→ **RECORDS FOR THIS TASK**

-*-*-

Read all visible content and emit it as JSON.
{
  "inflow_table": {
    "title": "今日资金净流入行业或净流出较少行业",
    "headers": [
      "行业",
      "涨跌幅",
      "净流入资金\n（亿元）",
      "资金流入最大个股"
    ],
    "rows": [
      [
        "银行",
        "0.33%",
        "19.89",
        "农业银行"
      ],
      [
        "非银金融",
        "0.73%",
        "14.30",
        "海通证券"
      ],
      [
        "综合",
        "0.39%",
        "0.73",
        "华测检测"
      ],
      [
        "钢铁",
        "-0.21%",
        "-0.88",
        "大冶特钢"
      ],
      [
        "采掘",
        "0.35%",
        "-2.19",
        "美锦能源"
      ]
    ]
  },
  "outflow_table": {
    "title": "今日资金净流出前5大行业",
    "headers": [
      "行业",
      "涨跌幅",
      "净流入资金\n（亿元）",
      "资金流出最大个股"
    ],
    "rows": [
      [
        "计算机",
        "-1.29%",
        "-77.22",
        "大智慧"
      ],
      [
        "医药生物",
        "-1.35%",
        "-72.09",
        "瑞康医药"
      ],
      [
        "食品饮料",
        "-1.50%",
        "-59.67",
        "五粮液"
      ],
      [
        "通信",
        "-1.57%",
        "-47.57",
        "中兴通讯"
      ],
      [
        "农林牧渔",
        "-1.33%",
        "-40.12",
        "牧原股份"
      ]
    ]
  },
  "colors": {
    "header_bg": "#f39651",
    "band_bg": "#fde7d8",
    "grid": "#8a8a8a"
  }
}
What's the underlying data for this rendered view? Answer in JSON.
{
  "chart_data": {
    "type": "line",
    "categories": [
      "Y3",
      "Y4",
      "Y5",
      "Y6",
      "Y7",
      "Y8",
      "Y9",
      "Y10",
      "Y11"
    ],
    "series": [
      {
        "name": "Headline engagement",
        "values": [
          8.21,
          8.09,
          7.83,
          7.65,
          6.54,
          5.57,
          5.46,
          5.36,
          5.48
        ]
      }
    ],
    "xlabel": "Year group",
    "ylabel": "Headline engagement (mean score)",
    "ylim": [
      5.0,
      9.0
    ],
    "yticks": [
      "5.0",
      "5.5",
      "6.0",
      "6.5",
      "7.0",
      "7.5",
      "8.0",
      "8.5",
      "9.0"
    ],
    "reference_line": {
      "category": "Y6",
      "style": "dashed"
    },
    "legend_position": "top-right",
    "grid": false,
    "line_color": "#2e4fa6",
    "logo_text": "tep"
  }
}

-*-*-

→ **PROBLEM DETAILS**
Reproduce only the lines between the line containing "What's the underlying" and the last line of the records, those two lines included, exactly.

→ **ANSWER TO THE TASK**
What's the underlying data for this rendered view? Answer in JSON.
{
  "chart_data": {
    "type": "line",
    "categories": [
      "Y3",
      "Y4",
      "Y5",
      "Y6",
      "Y7",
      "Y8",
      "Y9",
      "Y10",
      "Y11"
    ],
    "series": [
      {
        "name": "Headline engagement",
        "values": [
          8.21,
          8.09,
          7.83,
          7.65,
          6.54,
          5.57,
          5.46,
          5.36,
          5.48
        ]
      }
    ],
    "xlabel": "Year group",
    "ylabel": "Headline engagement (mean score)",
    "ylim": [
      5.0,
      9.0
    ],
    "yticks": [
      "5.0",
      "5.5",
      "6.0",
      "6.5",
      "7.0",
      "7.5",
      "8.0",
      "8.5",
      "9.0"
    ],
    "reference_line": {
      "category": "Y6",
      "style": "dashed"
    },
    "legend_position": "top-right",
    "grid": false,
    "line_color": "#2e4fa6",
    "logo_text": "tep"
  }
}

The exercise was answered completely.